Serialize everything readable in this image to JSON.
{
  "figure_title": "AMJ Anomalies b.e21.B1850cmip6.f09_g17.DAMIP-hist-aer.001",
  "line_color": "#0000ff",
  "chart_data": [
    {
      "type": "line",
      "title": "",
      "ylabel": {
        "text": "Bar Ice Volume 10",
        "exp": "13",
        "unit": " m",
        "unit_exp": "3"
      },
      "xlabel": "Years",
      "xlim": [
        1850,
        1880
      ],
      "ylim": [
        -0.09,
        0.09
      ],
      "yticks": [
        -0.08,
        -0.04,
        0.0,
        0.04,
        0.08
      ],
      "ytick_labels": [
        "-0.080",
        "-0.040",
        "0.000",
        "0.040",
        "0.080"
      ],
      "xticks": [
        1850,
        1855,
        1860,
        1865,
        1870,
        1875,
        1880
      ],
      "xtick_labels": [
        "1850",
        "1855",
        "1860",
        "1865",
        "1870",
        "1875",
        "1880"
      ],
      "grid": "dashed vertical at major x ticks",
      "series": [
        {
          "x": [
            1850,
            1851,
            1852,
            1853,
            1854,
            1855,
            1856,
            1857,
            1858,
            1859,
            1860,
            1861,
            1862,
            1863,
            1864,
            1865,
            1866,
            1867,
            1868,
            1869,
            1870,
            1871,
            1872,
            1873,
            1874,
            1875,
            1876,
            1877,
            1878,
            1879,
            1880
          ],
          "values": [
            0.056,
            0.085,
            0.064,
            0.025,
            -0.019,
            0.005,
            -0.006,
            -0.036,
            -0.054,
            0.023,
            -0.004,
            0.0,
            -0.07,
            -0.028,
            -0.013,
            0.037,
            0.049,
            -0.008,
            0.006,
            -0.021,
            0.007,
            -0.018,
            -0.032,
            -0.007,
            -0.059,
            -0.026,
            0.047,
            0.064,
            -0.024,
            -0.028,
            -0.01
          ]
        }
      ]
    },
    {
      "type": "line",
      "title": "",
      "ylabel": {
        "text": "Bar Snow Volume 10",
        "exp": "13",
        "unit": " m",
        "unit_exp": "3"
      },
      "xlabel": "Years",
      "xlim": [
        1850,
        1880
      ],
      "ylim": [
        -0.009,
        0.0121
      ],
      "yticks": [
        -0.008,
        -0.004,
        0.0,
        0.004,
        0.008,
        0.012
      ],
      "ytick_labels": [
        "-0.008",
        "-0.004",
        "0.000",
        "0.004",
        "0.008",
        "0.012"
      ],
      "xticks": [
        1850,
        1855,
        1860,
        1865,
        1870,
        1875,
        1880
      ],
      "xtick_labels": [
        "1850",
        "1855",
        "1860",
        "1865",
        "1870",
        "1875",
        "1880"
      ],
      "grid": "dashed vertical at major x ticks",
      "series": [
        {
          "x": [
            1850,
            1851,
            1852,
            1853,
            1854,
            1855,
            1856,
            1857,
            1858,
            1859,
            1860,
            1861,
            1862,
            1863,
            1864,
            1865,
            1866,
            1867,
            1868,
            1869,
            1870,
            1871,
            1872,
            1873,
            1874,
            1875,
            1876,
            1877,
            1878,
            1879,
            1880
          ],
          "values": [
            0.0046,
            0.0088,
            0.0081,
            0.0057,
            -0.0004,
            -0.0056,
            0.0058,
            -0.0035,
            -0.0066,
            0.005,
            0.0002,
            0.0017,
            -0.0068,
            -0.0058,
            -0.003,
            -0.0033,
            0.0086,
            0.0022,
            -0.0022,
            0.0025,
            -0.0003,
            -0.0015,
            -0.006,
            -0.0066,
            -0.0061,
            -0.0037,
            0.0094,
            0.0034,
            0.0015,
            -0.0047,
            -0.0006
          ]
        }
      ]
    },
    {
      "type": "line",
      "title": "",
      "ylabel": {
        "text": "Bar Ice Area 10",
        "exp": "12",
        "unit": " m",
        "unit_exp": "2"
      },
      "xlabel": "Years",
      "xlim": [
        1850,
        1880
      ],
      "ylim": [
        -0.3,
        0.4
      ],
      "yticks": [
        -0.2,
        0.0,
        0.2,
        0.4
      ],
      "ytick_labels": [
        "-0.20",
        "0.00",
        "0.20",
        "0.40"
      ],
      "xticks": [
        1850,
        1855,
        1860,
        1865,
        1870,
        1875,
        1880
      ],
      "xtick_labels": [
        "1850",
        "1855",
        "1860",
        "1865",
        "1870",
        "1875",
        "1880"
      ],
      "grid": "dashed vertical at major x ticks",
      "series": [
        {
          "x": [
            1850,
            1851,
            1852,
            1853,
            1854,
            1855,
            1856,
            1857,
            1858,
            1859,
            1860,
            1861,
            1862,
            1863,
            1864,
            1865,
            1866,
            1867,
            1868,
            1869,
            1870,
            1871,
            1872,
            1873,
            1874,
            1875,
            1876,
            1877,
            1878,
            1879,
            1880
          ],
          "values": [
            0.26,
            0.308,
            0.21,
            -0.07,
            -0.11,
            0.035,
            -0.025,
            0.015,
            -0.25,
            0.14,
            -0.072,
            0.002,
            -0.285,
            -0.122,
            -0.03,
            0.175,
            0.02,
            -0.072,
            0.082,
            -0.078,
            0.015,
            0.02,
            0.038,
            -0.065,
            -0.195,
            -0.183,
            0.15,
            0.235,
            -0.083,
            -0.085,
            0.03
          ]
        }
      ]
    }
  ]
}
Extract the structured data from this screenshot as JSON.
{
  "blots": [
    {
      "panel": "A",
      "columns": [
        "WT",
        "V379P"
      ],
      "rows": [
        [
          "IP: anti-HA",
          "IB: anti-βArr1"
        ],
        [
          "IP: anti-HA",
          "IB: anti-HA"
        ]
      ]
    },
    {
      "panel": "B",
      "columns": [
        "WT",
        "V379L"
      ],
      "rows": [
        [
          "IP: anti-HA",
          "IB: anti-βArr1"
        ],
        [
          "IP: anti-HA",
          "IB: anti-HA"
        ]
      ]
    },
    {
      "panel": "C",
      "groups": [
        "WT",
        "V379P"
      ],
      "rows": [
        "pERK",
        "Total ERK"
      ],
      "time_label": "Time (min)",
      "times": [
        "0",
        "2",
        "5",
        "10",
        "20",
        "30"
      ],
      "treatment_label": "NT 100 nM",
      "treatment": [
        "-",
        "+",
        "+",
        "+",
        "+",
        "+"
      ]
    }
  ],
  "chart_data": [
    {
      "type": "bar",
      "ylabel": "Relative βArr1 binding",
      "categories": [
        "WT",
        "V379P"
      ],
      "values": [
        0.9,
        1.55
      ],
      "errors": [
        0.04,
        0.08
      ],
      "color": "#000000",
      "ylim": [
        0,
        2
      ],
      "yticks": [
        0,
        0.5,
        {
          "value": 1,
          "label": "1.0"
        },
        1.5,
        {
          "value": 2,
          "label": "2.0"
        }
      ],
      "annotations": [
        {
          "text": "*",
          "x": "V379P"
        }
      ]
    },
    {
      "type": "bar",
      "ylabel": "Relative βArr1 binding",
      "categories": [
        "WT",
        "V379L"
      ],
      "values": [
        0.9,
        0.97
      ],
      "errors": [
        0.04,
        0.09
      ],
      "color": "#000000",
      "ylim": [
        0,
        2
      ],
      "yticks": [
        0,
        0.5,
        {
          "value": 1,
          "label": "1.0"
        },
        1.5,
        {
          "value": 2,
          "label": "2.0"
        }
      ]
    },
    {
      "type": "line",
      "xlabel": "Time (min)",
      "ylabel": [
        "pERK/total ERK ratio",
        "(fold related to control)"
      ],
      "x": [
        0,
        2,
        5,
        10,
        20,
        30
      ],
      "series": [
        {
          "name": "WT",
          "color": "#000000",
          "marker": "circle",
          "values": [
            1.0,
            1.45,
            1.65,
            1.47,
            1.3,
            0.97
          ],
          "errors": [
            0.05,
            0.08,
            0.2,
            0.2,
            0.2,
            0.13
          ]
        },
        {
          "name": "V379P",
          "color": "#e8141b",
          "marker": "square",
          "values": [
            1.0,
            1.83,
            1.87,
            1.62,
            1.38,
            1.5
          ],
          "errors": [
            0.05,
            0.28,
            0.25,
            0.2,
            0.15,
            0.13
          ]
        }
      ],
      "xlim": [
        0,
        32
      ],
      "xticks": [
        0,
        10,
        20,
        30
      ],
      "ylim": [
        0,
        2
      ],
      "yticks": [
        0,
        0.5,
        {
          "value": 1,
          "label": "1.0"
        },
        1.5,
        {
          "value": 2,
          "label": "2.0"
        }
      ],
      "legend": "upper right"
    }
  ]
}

WHAT IS ASKED: In the listing above, find the lines holding the word "text" and copy them.

SOLVED PROBLEM:
        "text": "Bar Ice Volume 10",
        "text": "Bar Snow Volume 10",
        "text": "Bar Ice Area 10",
          "text": "*",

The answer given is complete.